> The request
Return every entry exactly.

Dataset listings of figures
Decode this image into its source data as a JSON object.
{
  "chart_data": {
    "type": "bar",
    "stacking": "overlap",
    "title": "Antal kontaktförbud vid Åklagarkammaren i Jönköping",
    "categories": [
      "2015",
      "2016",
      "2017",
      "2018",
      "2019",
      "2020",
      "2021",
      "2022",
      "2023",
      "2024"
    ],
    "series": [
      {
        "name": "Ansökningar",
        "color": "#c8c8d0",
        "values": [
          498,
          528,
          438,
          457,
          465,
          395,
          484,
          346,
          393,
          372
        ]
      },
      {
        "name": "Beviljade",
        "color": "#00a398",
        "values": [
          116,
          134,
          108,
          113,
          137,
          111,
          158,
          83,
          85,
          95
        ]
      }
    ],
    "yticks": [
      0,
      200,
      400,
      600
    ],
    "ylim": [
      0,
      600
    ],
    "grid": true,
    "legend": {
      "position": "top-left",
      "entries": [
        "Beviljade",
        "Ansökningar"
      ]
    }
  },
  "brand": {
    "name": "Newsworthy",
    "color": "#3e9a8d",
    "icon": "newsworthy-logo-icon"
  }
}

> Result
Decode this image into its source data as a JSON object.
{
  "chart_data": {
    "type": "bar",
    "stacking": "overlap",
    "title": "Antal kontaktförbud vid Åklagarkammaren i Jönköping",
    "categories": [
      "2015",
      "2016",
      "2017",
      "2018",
      "2019",
      "2020",
      "2021",
      "2022",
      "2023",
      "2024"
    ],
    "series": [
      {
        "name": "Ansökningar",
        "color": "#c8c8d0",
        "values": [
          498,
          528,
          438,
          457,
          465,
          395,
          484,
          346,
          393,
          372
        ]
      },
      {
        "name": "Beviljade",
        "color": "#00a398",
        "values": [
          116,
          134,
          108,
          113,
          137,
          111,
          158,
          83,
          85,
          95
        ]
      }
    ],
    "yticks": [
      0,
      200,
      400,
      600
    ],
    "ylim": [
      0,
      600
    ],
    "grid": true,
    "legend": {
      "position": "top-left",
      "entries": [
        "Beviljade",
        "Ansökningar"
      ]
    }
  },
  "brand": {
    "name": "Newsworthy",
    "color": "#3e9a8d",
    "icon": "newsworthy-logo-icon"
  }
}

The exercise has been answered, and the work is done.